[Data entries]
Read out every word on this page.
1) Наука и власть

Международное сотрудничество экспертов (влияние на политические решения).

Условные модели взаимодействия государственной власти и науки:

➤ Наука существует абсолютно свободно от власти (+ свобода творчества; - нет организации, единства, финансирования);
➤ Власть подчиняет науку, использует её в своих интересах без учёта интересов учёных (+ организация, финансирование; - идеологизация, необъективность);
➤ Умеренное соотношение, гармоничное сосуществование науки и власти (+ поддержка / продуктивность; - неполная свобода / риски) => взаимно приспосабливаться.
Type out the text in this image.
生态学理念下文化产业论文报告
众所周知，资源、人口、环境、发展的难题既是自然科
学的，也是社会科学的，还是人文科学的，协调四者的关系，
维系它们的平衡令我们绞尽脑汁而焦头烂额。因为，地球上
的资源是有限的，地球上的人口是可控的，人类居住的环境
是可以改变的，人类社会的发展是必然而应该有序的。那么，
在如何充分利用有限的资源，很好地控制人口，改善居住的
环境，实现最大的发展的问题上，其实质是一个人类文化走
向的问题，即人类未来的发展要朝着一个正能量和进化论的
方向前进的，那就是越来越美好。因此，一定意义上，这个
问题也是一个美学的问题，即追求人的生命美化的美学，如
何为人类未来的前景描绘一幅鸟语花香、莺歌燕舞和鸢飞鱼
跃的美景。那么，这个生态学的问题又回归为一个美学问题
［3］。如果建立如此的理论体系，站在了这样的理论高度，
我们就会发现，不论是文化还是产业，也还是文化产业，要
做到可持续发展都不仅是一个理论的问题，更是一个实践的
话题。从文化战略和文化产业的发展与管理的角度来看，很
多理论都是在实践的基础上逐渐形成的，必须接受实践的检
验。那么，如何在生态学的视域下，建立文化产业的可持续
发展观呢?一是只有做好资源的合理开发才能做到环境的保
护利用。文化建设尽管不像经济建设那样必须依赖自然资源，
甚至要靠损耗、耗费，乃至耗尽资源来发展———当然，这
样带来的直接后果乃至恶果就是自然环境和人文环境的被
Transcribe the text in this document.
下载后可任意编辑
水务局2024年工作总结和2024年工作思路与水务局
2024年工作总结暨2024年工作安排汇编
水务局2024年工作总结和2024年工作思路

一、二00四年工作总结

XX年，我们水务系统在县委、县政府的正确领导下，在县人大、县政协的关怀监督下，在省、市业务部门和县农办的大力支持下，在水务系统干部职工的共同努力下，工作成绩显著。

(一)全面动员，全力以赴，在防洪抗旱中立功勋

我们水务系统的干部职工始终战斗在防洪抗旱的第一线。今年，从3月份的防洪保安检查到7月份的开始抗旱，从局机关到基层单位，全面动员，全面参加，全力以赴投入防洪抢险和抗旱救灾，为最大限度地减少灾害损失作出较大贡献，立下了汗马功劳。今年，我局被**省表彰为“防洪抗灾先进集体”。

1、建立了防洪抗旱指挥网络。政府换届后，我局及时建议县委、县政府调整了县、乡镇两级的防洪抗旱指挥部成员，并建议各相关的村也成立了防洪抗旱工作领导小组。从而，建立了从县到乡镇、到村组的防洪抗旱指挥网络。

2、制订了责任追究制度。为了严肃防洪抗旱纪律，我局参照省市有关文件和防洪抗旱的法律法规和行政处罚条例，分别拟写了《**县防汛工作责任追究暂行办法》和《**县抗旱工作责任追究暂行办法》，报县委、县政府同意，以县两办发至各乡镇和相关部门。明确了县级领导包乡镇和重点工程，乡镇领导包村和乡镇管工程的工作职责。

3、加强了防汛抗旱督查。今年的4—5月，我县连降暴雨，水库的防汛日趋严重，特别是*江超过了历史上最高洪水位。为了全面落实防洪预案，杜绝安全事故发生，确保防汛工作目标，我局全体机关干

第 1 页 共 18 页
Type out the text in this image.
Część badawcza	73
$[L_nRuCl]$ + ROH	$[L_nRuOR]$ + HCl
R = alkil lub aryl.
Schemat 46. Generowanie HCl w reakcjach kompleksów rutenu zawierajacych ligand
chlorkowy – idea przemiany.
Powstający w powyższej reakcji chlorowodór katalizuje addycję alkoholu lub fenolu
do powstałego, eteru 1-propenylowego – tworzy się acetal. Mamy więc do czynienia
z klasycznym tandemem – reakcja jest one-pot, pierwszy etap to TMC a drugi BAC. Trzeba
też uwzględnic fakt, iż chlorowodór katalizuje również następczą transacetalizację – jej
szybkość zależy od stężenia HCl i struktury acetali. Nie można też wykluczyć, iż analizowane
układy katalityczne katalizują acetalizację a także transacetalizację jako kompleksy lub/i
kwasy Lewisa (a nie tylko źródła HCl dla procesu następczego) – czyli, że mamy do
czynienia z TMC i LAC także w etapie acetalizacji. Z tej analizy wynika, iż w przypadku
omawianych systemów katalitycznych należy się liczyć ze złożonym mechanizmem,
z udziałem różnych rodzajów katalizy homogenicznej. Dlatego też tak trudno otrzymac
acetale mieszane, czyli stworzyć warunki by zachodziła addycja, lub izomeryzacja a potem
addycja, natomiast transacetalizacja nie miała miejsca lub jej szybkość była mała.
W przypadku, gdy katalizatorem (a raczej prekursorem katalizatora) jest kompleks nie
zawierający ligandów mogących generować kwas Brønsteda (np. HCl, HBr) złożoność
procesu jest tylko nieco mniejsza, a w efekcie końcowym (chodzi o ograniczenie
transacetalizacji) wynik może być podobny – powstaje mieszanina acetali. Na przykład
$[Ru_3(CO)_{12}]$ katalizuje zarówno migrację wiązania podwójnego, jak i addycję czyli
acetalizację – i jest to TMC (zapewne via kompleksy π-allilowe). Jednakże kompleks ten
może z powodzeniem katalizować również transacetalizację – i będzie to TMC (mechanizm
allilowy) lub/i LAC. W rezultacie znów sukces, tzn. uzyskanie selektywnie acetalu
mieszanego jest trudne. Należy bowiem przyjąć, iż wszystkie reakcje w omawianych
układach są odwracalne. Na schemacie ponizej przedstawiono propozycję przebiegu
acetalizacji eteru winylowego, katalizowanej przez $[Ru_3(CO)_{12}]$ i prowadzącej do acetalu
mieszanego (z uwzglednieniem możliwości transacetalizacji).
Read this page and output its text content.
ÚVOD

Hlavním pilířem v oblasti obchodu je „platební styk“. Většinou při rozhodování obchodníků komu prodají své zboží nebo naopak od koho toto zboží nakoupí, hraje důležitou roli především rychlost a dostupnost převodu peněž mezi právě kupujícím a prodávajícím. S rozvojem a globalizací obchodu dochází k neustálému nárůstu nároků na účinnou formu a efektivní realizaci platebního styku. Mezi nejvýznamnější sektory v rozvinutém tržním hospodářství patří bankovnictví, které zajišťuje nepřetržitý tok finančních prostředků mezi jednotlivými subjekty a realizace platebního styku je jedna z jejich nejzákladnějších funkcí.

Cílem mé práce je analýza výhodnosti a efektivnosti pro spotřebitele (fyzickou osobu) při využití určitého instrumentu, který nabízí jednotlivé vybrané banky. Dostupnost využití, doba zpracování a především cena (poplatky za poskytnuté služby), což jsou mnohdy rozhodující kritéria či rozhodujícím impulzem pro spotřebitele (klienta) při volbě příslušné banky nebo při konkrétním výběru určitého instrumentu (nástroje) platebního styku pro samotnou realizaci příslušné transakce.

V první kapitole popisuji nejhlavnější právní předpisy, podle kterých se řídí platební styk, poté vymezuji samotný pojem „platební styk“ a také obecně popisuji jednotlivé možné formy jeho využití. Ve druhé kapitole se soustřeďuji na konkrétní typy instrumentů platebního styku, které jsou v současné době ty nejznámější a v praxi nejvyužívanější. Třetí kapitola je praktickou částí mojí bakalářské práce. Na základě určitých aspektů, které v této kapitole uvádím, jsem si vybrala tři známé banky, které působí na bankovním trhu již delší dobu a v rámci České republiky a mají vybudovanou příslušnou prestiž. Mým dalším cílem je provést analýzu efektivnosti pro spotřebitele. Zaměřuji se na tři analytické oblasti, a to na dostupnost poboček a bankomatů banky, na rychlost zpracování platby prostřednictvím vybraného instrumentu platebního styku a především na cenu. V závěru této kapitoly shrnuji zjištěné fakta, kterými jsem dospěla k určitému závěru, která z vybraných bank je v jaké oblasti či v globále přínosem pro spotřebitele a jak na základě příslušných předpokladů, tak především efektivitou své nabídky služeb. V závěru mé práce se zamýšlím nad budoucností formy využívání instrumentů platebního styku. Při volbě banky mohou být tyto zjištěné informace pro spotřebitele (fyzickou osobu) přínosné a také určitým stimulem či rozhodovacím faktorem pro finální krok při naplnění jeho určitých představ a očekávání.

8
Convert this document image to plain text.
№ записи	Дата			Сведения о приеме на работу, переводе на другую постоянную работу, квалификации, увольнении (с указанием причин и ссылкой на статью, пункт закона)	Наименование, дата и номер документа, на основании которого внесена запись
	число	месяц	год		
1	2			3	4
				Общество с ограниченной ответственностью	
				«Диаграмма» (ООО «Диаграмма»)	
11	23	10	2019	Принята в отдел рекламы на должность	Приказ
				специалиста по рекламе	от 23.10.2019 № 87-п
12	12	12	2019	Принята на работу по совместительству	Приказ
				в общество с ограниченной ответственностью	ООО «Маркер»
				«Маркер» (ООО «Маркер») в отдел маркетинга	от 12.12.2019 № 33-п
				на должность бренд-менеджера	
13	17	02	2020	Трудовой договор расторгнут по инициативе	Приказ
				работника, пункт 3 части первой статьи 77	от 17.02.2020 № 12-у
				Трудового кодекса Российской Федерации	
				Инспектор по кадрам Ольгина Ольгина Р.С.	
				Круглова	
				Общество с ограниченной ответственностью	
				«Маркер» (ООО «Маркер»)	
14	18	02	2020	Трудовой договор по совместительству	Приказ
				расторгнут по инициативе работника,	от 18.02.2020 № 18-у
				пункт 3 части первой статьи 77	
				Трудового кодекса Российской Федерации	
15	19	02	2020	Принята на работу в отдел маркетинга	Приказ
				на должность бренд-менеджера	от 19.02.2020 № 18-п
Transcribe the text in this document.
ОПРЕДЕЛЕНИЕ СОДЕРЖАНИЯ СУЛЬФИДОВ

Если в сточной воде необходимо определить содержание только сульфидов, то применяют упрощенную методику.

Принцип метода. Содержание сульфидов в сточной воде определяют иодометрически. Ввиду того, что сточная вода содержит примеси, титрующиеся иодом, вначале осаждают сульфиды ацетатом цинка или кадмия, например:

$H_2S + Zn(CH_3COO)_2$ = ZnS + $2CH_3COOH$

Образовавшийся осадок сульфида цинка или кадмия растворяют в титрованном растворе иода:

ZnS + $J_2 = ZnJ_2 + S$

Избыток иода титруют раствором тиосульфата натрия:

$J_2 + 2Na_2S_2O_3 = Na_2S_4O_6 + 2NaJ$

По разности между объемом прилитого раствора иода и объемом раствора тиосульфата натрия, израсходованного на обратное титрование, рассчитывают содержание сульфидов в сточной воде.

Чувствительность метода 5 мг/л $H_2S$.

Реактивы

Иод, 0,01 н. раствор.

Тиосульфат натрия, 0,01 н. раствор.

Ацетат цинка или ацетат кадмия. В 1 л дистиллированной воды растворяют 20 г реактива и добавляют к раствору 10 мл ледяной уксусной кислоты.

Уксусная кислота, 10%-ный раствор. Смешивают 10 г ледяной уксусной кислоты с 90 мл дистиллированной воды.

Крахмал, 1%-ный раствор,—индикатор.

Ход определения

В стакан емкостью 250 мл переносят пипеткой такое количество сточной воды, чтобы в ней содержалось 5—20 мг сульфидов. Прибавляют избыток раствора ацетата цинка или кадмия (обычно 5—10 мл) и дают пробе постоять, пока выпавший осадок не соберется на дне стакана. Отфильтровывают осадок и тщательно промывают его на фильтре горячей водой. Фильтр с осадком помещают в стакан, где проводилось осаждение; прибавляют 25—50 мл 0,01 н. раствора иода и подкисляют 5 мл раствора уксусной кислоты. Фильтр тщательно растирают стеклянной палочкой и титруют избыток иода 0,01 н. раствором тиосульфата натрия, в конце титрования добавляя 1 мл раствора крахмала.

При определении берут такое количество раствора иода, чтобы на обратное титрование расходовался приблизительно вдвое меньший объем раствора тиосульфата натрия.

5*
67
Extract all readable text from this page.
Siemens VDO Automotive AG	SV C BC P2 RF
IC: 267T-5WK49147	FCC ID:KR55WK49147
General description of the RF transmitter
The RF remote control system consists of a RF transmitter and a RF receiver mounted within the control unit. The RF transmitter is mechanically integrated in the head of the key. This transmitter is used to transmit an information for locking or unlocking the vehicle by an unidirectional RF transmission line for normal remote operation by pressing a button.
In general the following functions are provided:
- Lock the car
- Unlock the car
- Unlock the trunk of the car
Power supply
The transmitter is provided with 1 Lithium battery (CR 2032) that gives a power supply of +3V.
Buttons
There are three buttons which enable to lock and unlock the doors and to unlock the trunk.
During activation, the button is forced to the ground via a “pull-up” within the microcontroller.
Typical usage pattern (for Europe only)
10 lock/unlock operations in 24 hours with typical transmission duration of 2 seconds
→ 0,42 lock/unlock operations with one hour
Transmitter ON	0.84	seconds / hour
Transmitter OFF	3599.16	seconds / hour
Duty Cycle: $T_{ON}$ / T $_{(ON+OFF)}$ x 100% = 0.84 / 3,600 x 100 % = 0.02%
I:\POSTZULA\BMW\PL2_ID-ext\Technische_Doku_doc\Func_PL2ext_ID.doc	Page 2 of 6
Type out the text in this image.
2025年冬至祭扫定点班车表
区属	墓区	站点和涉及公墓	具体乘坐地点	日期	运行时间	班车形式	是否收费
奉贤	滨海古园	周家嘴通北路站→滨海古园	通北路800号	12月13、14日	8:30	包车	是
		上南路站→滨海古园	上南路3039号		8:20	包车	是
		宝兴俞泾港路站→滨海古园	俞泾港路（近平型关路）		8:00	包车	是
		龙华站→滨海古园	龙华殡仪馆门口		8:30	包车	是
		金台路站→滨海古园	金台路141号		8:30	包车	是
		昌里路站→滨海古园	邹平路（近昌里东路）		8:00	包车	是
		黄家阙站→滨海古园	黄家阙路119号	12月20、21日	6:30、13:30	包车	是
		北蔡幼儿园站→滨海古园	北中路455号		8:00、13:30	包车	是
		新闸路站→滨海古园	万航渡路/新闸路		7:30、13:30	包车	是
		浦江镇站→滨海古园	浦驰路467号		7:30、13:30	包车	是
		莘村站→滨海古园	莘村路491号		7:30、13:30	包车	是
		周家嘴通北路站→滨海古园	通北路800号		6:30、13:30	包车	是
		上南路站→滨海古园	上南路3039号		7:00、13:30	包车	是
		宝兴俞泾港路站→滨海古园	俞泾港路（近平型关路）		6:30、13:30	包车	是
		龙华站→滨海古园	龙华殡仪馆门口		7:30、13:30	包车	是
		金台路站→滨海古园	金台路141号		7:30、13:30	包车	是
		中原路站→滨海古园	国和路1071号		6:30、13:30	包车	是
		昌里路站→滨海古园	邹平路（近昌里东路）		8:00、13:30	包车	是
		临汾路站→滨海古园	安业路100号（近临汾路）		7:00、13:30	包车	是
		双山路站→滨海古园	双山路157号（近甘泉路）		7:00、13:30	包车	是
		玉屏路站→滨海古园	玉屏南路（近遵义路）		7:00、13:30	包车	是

EXERCISE DIRECTIONS ->
Where a line above includes "Приказ", copy that line.

THE ANSWER ->
11	23	10	2019	Принята в отдел рекламы на должность	Приказ
12	12	12	2019	Принята на работу по совместительству	Приказ
13	17	02	2020	Трудовой договор расторгнут по инициативе	Приказ
14	18	02	2020	Трудовой договор по совместительству	Приказ
15	19	02	2020	Принята на работу в отдел маркетинга	Приказ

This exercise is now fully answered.